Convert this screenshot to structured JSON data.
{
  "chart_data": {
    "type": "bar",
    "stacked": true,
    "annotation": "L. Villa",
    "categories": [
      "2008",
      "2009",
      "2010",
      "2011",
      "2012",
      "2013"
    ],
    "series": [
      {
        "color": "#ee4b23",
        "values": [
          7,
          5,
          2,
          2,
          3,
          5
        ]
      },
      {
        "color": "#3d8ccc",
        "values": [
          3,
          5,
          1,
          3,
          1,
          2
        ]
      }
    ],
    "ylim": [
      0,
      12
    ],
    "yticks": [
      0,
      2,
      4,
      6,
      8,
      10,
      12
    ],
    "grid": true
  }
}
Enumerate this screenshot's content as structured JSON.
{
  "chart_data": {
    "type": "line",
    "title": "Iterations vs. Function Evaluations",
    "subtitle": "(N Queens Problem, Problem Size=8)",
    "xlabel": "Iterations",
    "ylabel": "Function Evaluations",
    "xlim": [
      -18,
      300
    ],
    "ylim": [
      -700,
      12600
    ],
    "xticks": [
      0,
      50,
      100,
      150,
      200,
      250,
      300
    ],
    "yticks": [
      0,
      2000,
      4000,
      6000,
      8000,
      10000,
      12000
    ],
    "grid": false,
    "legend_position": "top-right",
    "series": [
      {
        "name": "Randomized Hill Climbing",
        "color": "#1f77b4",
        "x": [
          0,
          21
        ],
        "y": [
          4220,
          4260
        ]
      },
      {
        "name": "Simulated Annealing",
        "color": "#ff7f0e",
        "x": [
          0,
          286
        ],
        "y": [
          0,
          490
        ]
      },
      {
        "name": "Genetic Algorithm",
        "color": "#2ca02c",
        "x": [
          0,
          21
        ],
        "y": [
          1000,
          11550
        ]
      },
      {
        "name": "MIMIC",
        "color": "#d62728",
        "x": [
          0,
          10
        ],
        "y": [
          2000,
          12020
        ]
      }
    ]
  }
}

Task to complete: Can you reproduce all the material exactly?

Result of this exercise:
Convert this screenshot to structured JSON data.
{
  "chart_data": {
    "type": "bar",
    "stacked": true,
    "annotation": "L. Villa",
    "categories": [
      "2008",
      "2009",
      "2010",
      "2011",
      "2012",
      "2013"
    ],
    "series": [
      {
        "color": "#ee4b23",
        "values": [
          7,
          5,
          2,
          2,
          3,
          5
        ]
      },
      {
        "color": "#3d8ccc",
        "values": [
          3,
          5,
          1,
          3,
          1,
          2
        ]
      }
    ],
    "ylim": [
      0,
      12
    ],
    "yticks": [
      0,
      2,
      4,
      6,
      8,
      10,
      12
    ],
    "grid": true
  }
}
Enumerate this screenshot's content as structured JSON.
{
  "chart_data": {
    "type": "line",
    "title": "Iterations vs. Function Evaluations",
    "subtitle": "(N Queens Problem, Problem Size=8)",
    "xlabel": "Iterations",
    "ylabel": "Function Evaluations",
    "xlim": [
      -18,
      300
    ],
    "ylim": [
      -700,
      12600
    ],
    "xticks": [
      0,
      50,
      100,
      150,
      200,
      250,
      300
    ],
    "yticks": [
      0,
      2000,
      4000,
      6000,
      8000,
      10000,
      12000
    ],
    "grid": false,
    "legend_position": "top-right",
    "series": [
      {
        "name": "Randomized Hill Climbing",
        "color": "#1f77b4",
        "x": [
          0,
          21
        ],
        "y": [
          4220,
          4260
        ]
      },
      {
        "name": "Simulated Annealing",
        "color": "#ff7f0e",
        "x": [
          0,
          286
        ],
        "y": [
          0,
          490
        ]
      },
      {
        "name": "Genetic Algorithm",
        "color": "#2ca02c",
        "x": [
          0,
          21
        ],
        "y": [
          1000,
          11550
        ]
      },
      {
        "name": "MIMIC",
        "color": "#d62728",
        "x": [
          0,
          10
        ],
        "y": [
          2000,
          12020
        ]
      }
    ]
  }
}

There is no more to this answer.